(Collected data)
——————
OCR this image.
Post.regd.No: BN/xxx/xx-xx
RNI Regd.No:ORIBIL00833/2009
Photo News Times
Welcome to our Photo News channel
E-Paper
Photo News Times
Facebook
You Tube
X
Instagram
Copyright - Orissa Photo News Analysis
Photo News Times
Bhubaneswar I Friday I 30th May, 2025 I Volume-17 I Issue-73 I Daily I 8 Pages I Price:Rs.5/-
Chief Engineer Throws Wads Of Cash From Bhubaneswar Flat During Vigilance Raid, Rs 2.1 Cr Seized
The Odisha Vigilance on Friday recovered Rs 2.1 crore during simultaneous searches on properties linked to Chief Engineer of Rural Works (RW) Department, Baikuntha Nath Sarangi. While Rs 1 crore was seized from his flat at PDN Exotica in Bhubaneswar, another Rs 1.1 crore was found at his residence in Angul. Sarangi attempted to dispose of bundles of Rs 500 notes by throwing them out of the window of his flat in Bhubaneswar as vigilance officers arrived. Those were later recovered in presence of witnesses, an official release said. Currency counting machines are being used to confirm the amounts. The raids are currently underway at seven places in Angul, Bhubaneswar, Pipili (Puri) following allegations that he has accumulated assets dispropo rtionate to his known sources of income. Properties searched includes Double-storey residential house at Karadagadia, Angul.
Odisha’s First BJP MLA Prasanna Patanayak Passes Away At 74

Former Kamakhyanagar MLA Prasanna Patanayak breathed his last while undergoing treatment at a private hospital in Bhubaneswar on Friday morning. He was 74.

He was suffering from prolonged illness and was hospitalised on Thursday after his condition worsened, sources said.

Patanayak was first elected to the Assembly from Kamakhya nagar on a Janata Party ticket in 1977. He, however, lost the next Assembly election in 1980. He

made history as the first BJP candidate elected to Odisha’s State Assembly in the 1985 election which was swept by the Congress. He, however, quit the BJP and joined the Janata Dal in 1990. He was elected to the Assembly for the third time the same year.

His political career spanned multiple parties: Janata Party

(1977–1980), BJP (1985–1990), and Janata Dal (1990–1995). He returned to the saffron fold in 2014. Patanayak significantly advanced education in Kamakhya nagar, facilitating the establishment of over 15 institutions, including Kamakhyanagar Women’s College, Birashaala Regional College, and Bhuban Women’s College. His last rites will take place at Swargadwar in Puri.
——————
#### THE REQUEST
Copy all lines above containing the string "Prasanna".

#### SOLUTION FOR THIS TASK
Odisha’s First BJP MLA Prasanna Patanayak Passes Away At 74
Former Kamakhyanagar MLA Prasanna Patanayak breathed his last while undergoing treatment at a private hospital in Bhubaneswar on Friday morning. He was 74.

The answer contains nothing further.